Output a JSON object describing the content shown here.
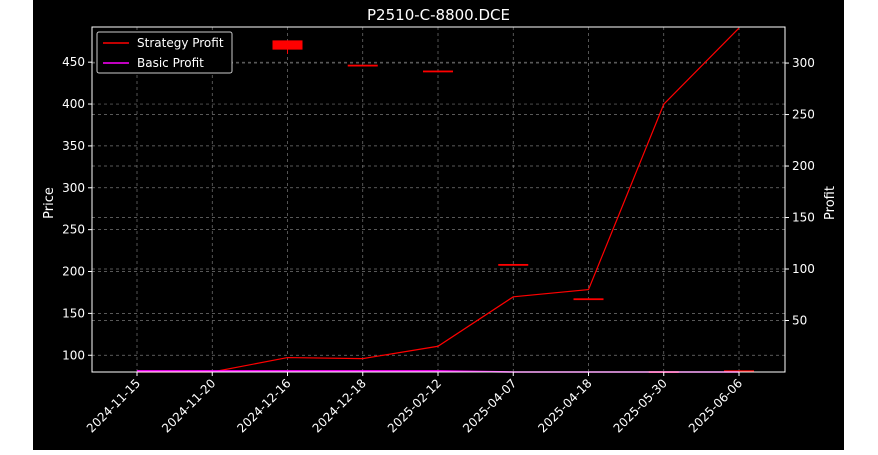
{
  "chart_data": {
    "type": "candlestick+line",
    "title": "P2510-C-8800.DCE",
    "xlabel": "",
    "ylabel_left": "Price",
    "ylabel_right": "Profit",
    "categories": [
      "2024-11-15",
      "2024-11-20",
      "2024-12-16",
      "2024-12-18",
      "2025-02-12",
      "2025-04-07",
      "2025-04-18",
      "2025-05-30",
      "2025-06-06"
    ],
    "left_axis": {
      "ylim": [
        80,
        492
      ],
      "ticks": [
        100,
        150,
        200,
        250,
        300,
        350,
        400,
        450
      ]
    },
    "right_axis": {
      "ylim": [
        0,
        335
      ],
      "ticks": [
        50,
        100,
        150,
        200,
        250,
        300
      ]
    },
    "grid": true,
    "legend_position": "top-left",
    "candles": [
      {
        "x": "2024-12-16",
        "open": 476,
        "close": 465,
        "high": 476,
        "low": 460
      },
      {
        "x": "2024-12-18",
        "open": 447,
        "close": 447,
        "high": 447,
        "low": 447
      },
      {
        "x": "2025-02-12",
        "open": 440,
        "close": 438,
        "high": 440,
        "low": 438
      },
      {
        "x": "2025-04-07",
        "open": 209,
        "close": 209,
        "high": 209,
        "low": 209
      },
      {
        "x": "2025-04-18",
        "open": 168,
        "close": 168,
        "high": 168,
        "low": 168
      },
      {
        "x": "2025-05-30",
        "open": 81,
        "close": 81,
        "high": 81,
        "low": 81
      },
      {
        "x": "2025-06-06",
        "open": 82,
        "close": 82,
        "high": 82,
        "low": 82
      }
    ],
    "series": [
      {
        "name": "Strategy Profit",
        "color": "#ff0000",
        "values": [
          0,
          0,
          14,
          13,
          25,
          73,
          80,
          260,
          334
        ]
      },
      {
        "name": "Basic Profit",
        "color": "#ff00ff",
        "values": [
          1,
          1,
          1,
          1,
          1,
          0,
          0,
          0,
          0
        ]
      }
    ]
  }
}
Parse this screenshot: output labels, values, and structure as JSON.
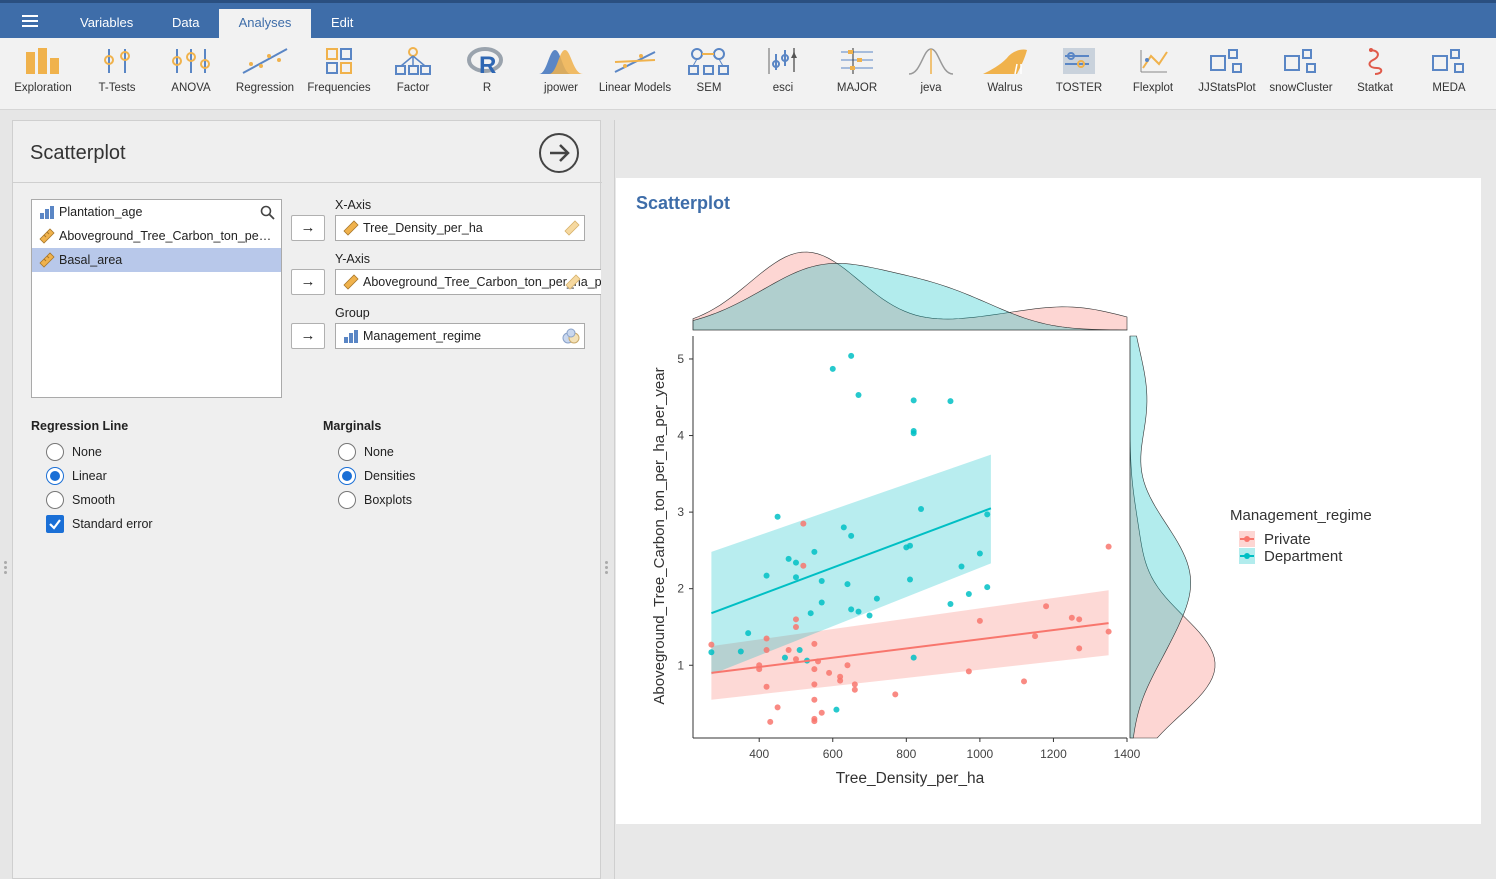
{
  "menu": {
    "tabs": [
      "Variables",
      "Data",
      "Analyses",
      "Edit"
    ],
    "active": "Analyses"
  },
  "ribbon": [
    "Exploration",
    "T-Tests",
    "ANOVA",
    "Regression",
    "Frequencies",
    "Factor",
    "R",
    "jpower",
    "Linear Models",
    "SEM",
    "esci",
    "MAJOR",
    "jeva",
    "Walrus",
    "TOSTER",
    "Flexplot",
    "JJStatsPlot",
    "snowCluster",
    "Statkat",
    "MEDA"
  ],
  "panel": {
    "title": "Scatterplot",
    "variables": [
      {
        "name": "Plantation_age",
        "type": "nominal",
        "selected": false
      },
      {
        "name": "Aboveground_Tree_Carbon_ton_per_ha_per_year",
        "type": "continuous",
        "selected": false
      },
      {
        "name": "Basal_area",
        "type": "continuous",
        "selected": true
      }
    ],
    "x_axis": {
      "label": "X-Axis",
      "value": "Tree_Density_per_ha"
    },
    "y_axis": {
      "label": "Y-Axis",
      "value": "Aboveground_Tree_Carbon_ton_per_ha_per_year"
    },
    "group": {
      "label": "Group",
      "value": "Management_regime"
    },
    "regression": {
      "title": "Regression Line",
      "options": [
        "None",
        "Linear",
        "Smooth"
      ],
      "selected": "Linear",
      "std_error_label": "Standard error",
      "std_error": true
    },
    "marginals": {
      "title": "Marginals",
      "options": [
        "None",
        "Densities",
        "Boxplots"
      ],
      "selected": "Densities"
    }
  },
  "results": {
    "title": "Scatterplot"
  },
  "colors": {
    "private": "#F8766D",
    "department": "#00BFC4",
    "accent": "#3e6da9"
  },
  "chart_data": {
    "type": "scatter",
    "xlabel": "Tree_Density_per_ha",
    "ylabel": "Aboveground_Tree_Carbon_ton_per_ha_per_year",
    "xlim": [
      220,
      1400
    ],
    "ylim": [
      0.05,
      5.3
    ],
    "x_ticks": [
      400,
      600,
      800,
      1000,
      1200,
      1400
    ],
    "y_ticks": [
      1,
      2,
      3,
      4,
      5
    ],
    "legend_title": "Management_regime",
    "legend_position": "right",
    "marginals": "densities",
    "series": [
      {
        "name": "Private",
        "color": "#F8766D",
        "points": [
          [
            270,
            1.27
          ],
          [
            400,
            1.0
          ],
          [
            400,
            0.95
          ],
          [
            420,
            1.2
          ],
          [
            420,
            1.35
          ],
          [
            420,
            0.72
          ],
          [
            430,
            0.26
          ],
          [
            450,
            0.45
          ],
          [
            480,
            1.2
          ],
          [
            500,
            1.5
          ],
          [
            500,
            1.6
          ],
          [
            500,
            1.08
          ],
          [
            520,
            2.85
          ],
          [
            520,
            2.3
          ],
          [
            550,
            1.28
          ],
          [
            550,
            0.95
          ],
          [
            550,
            0.75
          ],
          [
            550,
            0.55
          ],
          [
            550,
            0.3
          ],
          [
            550,
            0.27
          ],
          [
            560,
            1.05
          ],
          [
            570,
            0.38
          ],
          [
            590,
            0.9
          ],
          [
            620,
            0.85
          ],
          [
            620,
            0.8
          ],
          [
            640,
            1.0
          ],
          [
            660,
            0.75
          ],
          [
            660,
            0.68
          ],
          [
            770,
            0.62
          ],
          [
            970,
            0.92
          ],
          [
            1000,
            1.58
          ],
          [
            1120,
            0.79
          ],
          [
            1150,
            1.38
          ],
          [
            1180,
            1.77
          ],
          [
            1250,
            1.62
          ],
          [
            1270,
            1.6
          ],
          [
            1270,
            1.22
          ],
          [
            1350,
            1.44
          ],
          [
            1350,
            2.55
          ]
        ],
        "fit": {
          "x": [
            270,
            1350
          ],
          "y": [
            0.9,
            1.55
          ],
          "lower": [
            0.55,
            1.13
          ],
          "upper": [
            1.25,
            1.98
          ]
        }
      },
      {
        "name": "Department",
        "color": "#00BFC4",
        "points": [
          [
            270,
            1.17
          ],
          [
            350,
            1.18
          ],
          [
            370,
            1.42
          ],
          [
            420,
            2.17
          ],
          [
            450,
            2.94
          ],
          [
            470,
            1.1
          ],
          [
            480,
            2.39
          ],
          [
            500,
            2.34
          ],
          [
            500,
            2.15
          ],
          [
            510,
            1.2
          ],
          [
            530,
            1.06
          ],
          [
            540,
            1.68
          ],
          [
            550,
            2.48
          ],
          [
            570,
            2.1
          ],
          [
            570,
            1.82
          ],
          [
            600,
            4.87
          ],
          [
            610,
            0.42
          ],
          [
            630,
            2.8
          ],
          [
            640,
            2.06
          ],
          [
            650,
            5.04
          ],
          [
            650,
            2.69
          ],
          [
            650,
            1.73
          ],
          [
            670,
            1.7
          ],
          [
            670,
            4.53
          ],
          [
            700,
            1.65
          ],
          [
            720,
            1.87
          ],
          [
            800,
            2.54
          ],
          [
            810,
            2.56
          ],
          [
            810,
            2.12
          ],
          [
            820,
            1.1
          ],
          [
            820,
            4.06
          ],
          [
            820,
            4.03
          ],
          [
            820,
            4.46
          ],
          [
            840,
            3.04
          ],
          [
            920,
            4.45
          ],
          [
            920,
            1.8
          ],
          [
            950,
            2.29
          ],
          [
            970,
            1.93
          ],
          [
            1000,
            2.46
          ],
          [
            1020,
            2.97
          ],
          [
            1020,
            2.02
          ]
        ],
        "fit": {
          "x": [
            270,
            1030
          ],
          "y": [
            1.68,
            3.05
          ],
          "lower": [
            0.88,
            2.33
          ],
          "upper": [
            2.48,
            3.75
          ]
        }
      }
    ]
  }
}
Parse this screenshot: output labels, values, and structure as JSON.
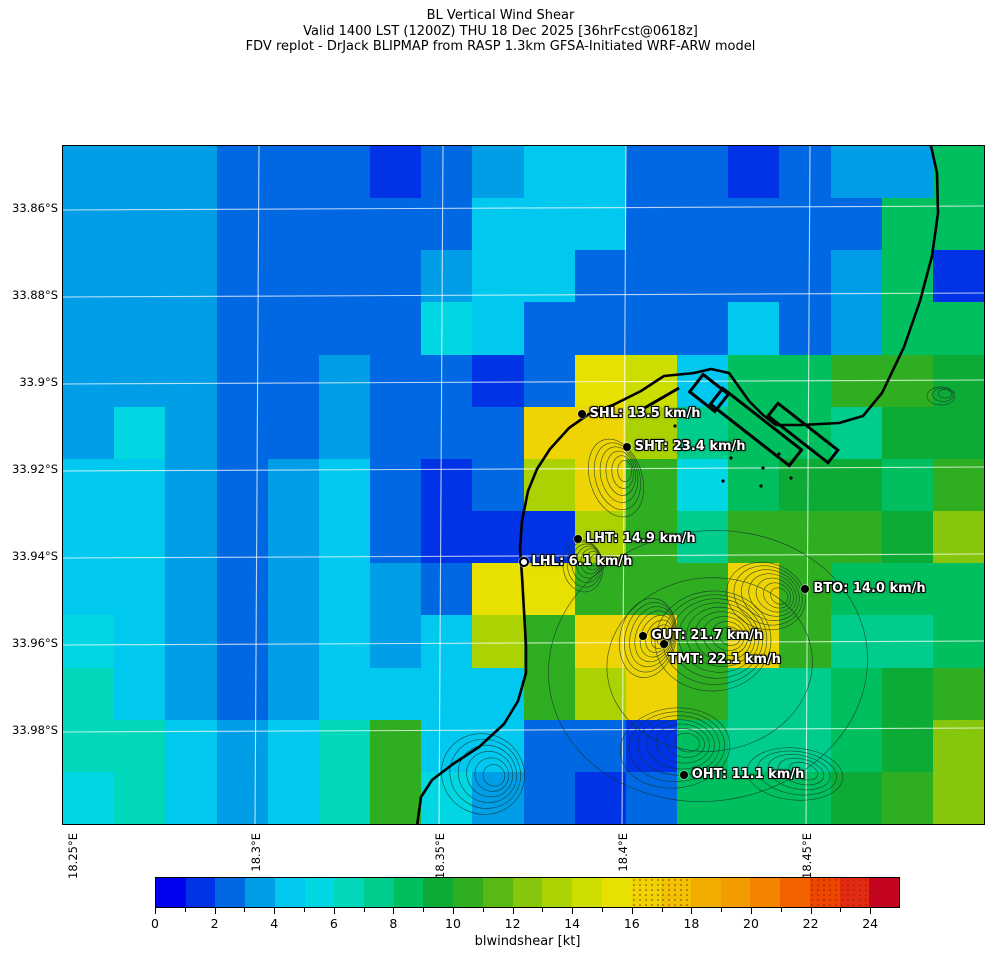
{
  "header": {
    "line1": "BL Vertical Wind Shear",
    "line2": "Valid 1400 LST (1200Z) THU 18 Dec 2025 [36hrFcst@0618z]",
    "line3": "FDV replot - DrJack BLIPMAP from RASP 1.3km GFSA-Initiated WRF-ARW model"
  },
  "chart_data": {
    "type": "heatmap",
    "title": "BL Vertical Wind Shear",
    "parameter": "blwindshear",
    "units": "kt",
    "colorbar_label": "blwindshear [kt]",
    "lon_extent_deg_e": [
      18.246,
      18.498
    ],
    "lat_extent_deg_s": [
      34.0,
      33.845
    ],
    "x_ticks": [
      {
        "label": "18.25°E",
        "f": 0.0141
      },
      {
        "label": "18.3°E",
        "f": 0.2124
      },
      {
        "label": "18.35°E",
        "f": 0.4117
      },
      {
        "label": "18.4°E",
        "f": 0.61
      },
      {
        "label": "18.45°E",
        "f": 0.8093
      }
    ],
    "y_ticks": [
      {
        "label": "33.86°S",
        "f": 0.0941
      },
      {
        "label": "33.88°S",
        "f": 0.2221
      },
      {
        "label": "33.9°S",
        "f": 0.35
      },
      {
        "label": "33.92°S",
        "f": 0.4779
      },
      {
        "label": "33.94°S",
        "f": 0.6059
      },
      {
        "label": "33.96°S",
        "f": 0.7338
      },
      {
        "label": "33.98°S",
        "f": 0.8618
      }
    ],
    "colorbar": {
      "min": 0,
      "max": 25,
      "major_ticks": [
        0,
        2,
        4,
        6,
        8,
        10,
        12,
        14,
        16,
        18,
        20,
        22,
        24
      ],
      "stippled_segments": [
        16,
        17,
        22,
        23
      ],
      "colors": [
        "#0202ee",
        "#0033e6",
        "#0068e2",
        "#009ee6",
        "#00c8ef",
        "#00d7e2",
        "#00d7bb",
        "#00cd8d",
        "#00bf5e",
        "#0cab36",
        "#2fae22",
        "#58b814",
        "#86c60c",
        "#abd303",
        "#ccdd00",
        "#e7e000",
        "#eed404",
        "#f0c202",
        "#f2ae00",
        "#f49b00",
        "#f48300",
        "#f26300",
        "#ee4500",
        "#e22b10",
        "#c3051f"
      ]
    },
    "grid_values_kt": [
      [
        3,
        3,
        3,
        2,
        2,
        2,
        1,
        2,
        3,
        4,
        4,
        2,
        2,
        1,
        2,
        3,
        3,
        8
      ],
      [
        3,
        3,
        3,
        2,
        2,
        2,
        2,
        2,
        4,
        4,
        4,
        2,
        2,
        2,
        2,
        2,
        8,
        8
      ],
      [
        3,
        3,
        3,
        2,
        2,
        2,
        2,
        3,
        4,
        4,
        2,
        2,
        2,
        2,
        2,
        3,
        8,
        1
      ],
      [
        3,
        3,
        3,
        2,
        2,
        2,
        2,
        5,
        4,
        2,
        2,
        2,
        2,
        4,
        2,
        3,
        8,
        8
      ],
      [
        3,
        3,
        3,
        2,
        2,
        3,
        2,
        2,
        1,
        2,
        15,
        14,
        4,
        8,
        8,
        10,
        10,
        9
      ],
      [
        3,
        5,
        3,
        2,
        2,
        3,
        2,
        2,
        2,
        16,
        16,
        13,
        7,
        8,
        8,
        7,
        9,
        9
      ],
      [
        4,
        4,
        3,
        2,
        3,
        4,
        2,
        1,
        2,
        13,
        16,
        10,
        5,
        8,
        9,
        9,
        8,
        10
      ],
      [
        4,
        4,
        3,
        2,
        3,
        4,
        2,
        1,
        1,
        1,
        13,
        10,
        7,
        10,
        10,
        10,
        9,
        12
      ],
      [
        4,
        4,
        3,
        2,
        3,
        4,
        3,
        2,
        15,
        15,
        10,
        10,
        10,
        16,
        10,
        8,
        8,
        8
      ],
      [
        5,
        4,
        3,
        2,
        3,
        4,
        3,
        4,
        13,
        10,
        16,
        16,
        10,
        16,
        10,
        7,
        7,
        8
      ],
      [
        6,
        4,
        3,
        2,
        3,
        4,
        4,
        4,
        4,
        10,
        13,
        16,
        10,
        7,
        7,
        8,
        9,
        10
      ],
      [
        6,
        6,
        4,
        3,
        4,
        6,
        10,
        4,
        4,
        2,
        2,
        1,
        8,
        7,
        7,
        8,
        9,
        12
      ],
      [
        5,
        6,
        4,
        3,
        4,
        6,
        10,
        5,
        3,
        2,
        1,
        2,
        8,
        8,
        8,
        9,
        10,
        12
      ]
    ],
    "stations": [
      {
        "id": "SHL",
        "label": "SHL: 13.5 km/h",
        "value_kmh": 13.5,
        "fx": 0.563,
        "fy": 0.396,
        "marker": "filled"
      },
      {
        "id": "SHT",
        "label": "SHT: 23.4 km/h",
        "value_kmh": 23.4,
        "fx": 0.612,
        "fy": 0.444,
        "marker": "filled"
      },
      {
        "id": "LHT",
        "label": "LHT: 14.9 km/h",
        "value_kmh": 14.9,
        "fx": 0.559,
        "fy": 0.579,
        "marker": "filled"
      },
      {
        "id": "LHL",
        "label": "LHL: 6.1 km/h",
        "value_kmh": 6.1,
        "fx": 0.5,
        "fy": 0.613,
        "marker": "open"
      },
      {
        "id": "BTO",
        "label": "BTO: 14.0 km/h",
        "value_kmh": 14.0,
        "fx": 0.806,
        "fy": 0.654,
        "marker": "filled"
      },
      {
        "id": "GUT",
        "label": "GUT: 21.7 km/h",
        "value_kmh": 21.7,
        "fx": 0.63,
        "fy": 0.722,
        "marker": "filled"
      },
      {
        "id": "TMT",
        "label": "TMT: 22.1 km/h",
        "value_kmh": 22.1,
        "fx": 0.653,
        "fy": 0.734,
        "marker": "filled",
        "label_below": true
      },
      {
        "id": "OHT",
        "label": "OHT: 11.1 km/h",
        "value_kmh": 11.1,
        "fx": 0.674,
        "fy": 0.928,
        "marker": "filled"
      }
    ]
  }
}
* * * * * * * * *
GIVEN REQUEST> In the listing, find all lines with the string "Scatterplot" and copy them.

TASK RESPONSE>
    "title": "Scatterplot",
    "title": "Scatterplot"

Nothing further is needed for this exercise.